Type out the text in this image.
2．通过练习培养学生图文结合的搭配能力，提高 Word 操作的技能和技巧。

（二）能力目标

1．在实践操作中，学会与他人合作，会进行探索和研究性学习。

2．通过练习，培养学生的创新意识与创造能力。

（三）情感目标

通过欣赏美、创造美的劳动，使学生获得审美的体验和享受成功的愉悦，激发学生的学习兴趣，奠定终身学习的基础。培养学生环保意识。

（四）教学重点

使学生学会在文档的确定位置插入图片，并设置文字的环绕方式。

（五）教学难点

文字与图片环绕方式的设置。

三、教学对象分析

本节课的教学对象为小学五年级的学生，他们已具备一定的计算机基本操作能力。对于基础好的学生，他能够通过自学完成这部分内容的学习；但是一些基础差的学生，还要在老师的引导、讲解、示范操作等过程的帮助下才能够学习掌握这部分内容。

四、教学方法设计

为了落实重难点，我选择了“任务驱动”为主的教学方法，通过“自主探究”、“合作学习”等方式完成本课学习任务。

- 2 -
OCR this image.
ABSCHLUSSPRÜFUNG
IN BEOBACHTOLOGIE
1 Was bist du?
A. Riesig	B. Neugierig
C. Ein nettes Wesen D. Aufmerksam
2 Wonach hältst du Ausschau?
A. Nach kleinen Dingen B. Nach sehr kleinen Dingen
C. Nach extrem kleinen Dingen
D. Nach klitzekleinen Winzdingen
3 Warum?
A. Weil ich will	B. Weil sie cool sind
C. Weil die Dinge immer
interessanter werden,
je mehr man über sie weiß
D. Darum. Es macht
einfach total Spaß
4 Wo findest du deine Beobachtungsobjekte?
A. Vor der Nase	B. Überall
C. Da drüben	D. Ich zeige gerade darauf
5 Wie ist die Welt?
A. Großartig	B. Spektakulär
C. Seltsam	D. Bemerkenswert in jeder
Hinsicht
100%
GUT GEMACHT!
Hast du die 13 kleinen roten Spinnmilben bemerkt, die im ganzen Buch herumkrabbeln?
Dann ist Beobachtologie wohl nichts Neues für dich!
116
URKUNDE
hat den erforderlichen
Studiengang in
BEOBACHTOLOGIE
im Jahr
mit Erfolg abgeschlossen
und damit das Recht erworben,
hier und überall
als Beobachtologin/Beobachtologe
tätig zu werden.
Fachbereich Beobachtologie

--

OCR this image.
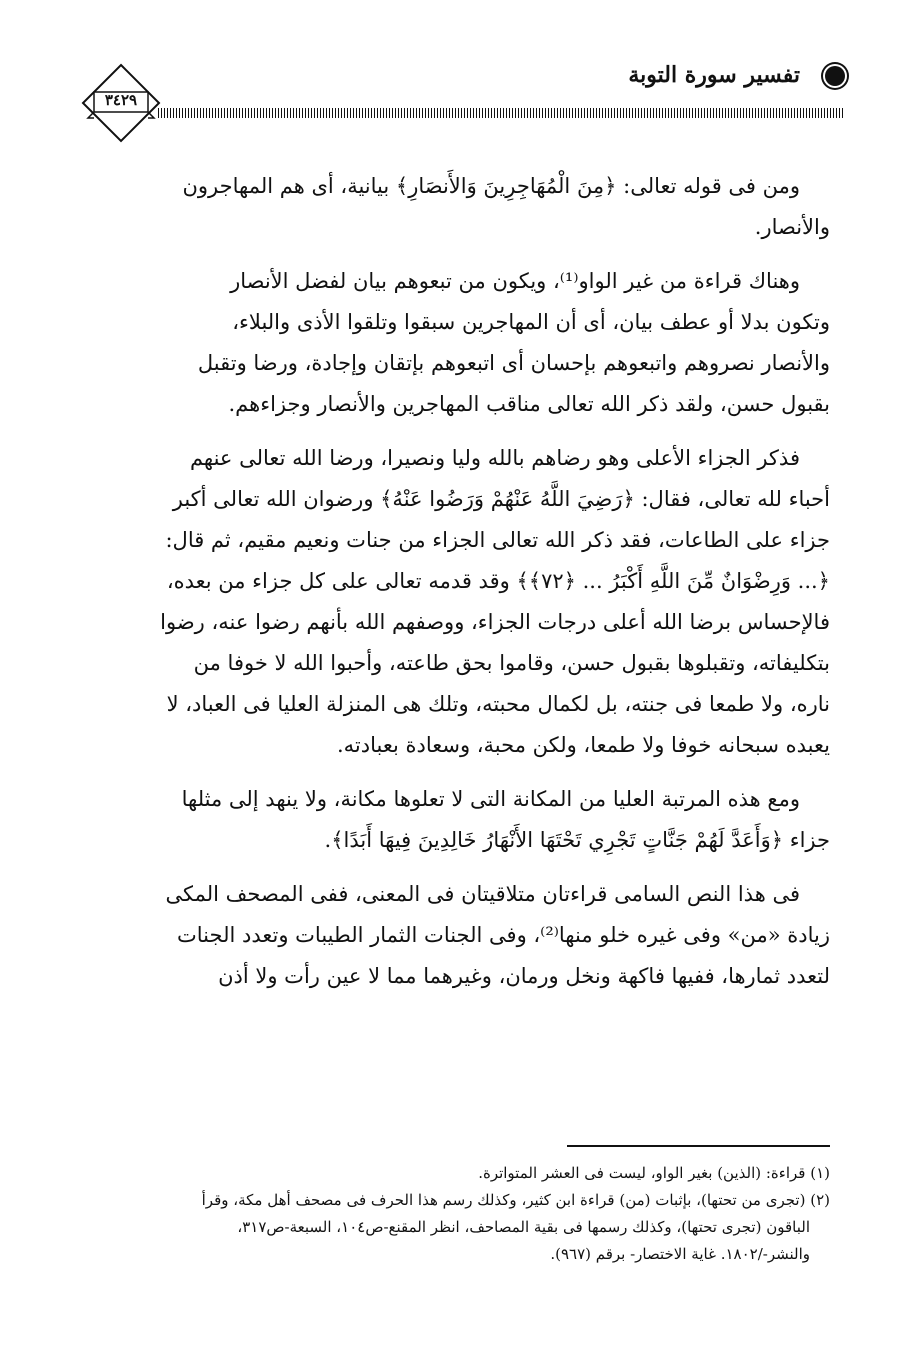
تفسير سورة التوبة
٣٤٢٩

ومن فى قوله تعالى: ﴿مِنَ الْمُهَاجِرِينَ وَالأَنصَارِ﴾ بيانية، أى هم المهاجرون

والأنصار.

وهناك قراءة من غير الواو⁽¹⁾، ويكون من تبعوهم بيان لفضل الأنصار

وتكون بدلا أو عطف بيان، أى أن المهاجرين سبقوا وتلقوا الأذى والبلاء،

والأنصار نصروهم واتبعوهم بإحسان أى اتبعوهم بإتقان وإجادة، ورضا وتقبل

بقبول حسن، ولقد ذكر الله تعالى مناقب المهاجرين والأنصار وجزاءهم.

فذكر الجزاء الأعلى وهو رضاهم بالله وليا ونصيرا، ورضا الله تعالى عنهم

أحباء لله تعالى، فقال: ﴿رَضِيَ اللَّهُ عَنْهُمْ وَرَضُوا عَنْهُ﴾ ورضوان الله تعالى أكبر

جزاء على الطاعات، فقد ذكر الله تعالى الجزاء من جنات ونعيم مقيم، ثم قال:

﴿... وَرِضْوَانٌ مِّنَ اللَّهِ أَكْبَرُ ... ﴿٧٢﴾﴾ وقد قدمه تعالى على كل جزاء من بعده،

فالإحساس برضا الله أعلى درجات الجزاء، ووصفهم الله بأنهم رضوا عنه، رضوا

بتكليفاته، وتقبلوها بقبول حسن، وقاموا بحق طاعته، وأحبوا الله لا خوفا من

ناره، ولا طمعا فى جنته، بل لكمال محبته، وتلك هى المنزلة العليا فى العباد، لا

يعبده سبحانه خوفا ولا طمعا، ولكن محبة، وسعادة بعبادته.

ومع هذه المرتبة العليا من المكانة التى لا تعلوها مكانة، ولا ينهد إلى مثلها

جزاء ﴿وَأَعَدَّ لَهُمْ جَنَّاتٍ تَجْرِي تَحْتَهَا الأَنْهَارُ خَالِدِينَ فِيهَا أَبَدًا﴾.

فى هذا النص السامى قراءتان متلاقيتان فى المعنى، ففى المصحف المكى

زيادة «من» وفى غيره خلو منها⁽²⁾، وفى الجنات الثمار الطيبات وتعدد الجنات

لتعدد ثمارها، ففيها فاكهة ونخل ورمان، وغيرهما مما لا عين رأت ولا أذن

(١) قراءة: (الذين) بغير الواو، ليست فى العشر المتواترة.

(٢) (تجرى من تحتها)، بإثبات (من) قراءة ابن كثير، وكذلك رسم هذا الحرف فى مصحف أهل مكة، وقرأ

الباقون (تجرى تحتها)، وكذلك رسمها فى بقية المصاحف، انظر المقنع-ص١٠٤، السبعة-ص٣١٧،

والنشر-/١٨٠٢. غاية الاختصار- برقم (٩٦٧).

* * *

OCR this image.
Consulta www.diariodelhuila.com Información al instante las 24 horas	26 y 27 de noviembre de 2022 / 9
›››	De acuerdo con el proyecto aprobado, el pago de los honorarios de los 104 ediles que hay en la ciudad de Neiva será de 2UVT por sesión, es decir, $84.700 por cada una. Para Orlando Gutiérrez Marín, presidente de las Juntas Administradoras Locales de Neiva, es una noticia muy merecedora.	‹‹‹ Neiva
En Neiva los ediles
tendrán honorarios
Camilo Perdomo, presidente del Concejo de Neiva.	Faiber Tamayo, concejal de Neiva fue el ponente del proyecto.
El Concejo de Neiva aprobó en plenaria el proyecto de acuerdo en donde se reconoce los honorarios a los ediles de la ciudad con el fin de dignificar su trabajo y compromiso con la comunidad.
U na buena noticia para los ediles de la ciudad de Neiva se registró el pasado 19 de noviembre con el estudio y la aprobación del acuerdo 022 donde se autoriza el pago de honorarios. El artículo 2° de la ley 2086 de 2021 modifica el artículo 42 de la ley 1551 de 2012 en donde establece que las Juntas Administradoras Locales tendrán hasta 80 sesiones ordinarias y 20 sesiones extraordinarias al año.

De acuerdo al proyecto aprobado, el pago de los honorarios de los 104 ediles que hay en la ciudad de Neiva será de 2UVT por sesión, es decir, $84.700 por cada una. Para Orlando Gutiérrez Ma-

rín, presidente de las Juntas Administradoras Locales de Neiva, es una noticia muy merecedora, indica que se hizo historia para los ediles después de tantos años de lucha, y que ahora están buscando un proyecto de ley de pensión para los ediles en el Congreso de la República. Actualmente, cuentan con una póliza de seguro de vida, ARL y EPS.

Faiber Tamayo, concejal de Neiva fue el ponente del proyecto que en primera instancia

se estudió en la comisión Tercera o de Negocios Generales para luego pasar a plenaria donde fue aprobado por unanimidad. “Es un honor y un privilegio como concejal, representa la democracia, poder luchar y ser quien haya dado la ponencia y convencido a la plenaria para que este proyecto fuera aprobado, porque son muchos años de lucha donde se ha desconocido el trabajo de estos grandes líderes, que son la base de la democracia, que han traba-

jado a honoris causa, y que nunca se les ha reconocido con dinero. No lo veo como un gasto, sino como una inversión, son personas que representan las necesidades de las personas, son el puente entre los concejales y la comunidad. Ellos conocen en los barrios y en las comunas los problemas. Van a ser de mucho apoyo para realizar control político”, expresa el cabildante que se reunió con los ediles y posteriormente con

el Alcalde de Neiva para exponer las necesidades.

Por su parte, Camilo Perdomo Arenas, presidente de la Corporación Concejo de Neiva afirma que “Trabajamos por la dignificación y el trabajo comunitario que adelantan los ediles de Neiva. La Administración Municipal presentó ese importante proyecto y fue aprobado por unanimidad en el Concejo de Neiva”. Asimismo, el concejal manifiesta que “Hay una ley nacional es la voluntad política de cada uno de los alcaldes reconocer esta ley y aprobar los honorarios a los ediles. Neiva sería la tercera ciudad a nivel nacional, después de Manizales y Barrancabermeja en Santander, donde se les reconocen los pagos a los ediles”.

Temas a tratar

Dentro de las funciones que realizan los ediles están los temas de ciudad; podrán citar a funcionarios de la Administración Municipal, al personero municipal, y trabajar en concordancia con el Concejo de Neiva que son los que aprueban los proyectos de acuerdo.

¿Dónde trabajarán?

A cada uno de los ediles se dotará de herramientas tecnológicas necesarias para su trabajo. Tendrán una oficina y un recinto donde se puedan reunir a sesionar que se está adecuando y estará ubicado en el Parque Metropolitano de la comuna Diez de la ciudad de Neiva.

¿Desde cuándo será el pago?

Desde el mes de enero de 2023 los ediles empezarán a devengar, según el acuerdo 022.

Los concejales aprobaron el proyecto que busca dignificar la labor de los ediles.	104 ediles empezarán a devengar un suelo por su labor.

Requirement: Read through the entries and copy every line that includes "تعالى".

The output:
ومن فى قوله تعالى: ﴿مِنَ الْمُهَاجِرِينَ وَالأَنصَارِ﴾ بيانية، أى هم المهاجرون
بقبول حسن، ولقد ذكر الله تعالى مناقب المهاجرين والأنصار وجزاءهم.
فذكر الجزاء الأعلى وهو رضاهم بالله وليا ونصيرا، ورضا الله تعالى عنهم
أحباء لله تعالى، فقال: ﴿رَضِيَ اللَّهُ عَنْهُمْ وَرَضُوا عَنْهُ﴾ ورضوان الله تعالى أكبر
جزاء على الطاعات، فقد ذكر الله تعالى الجزاء من جنات ونعيم مقيم، ثم قال:
﴿... وَرِضْوَانٌ مِّنَ اللَّهِ أَكْبَرُ ... ﴿٧٢﴾﴾ وقد قدمه تعالى على كل جزاء من بعده،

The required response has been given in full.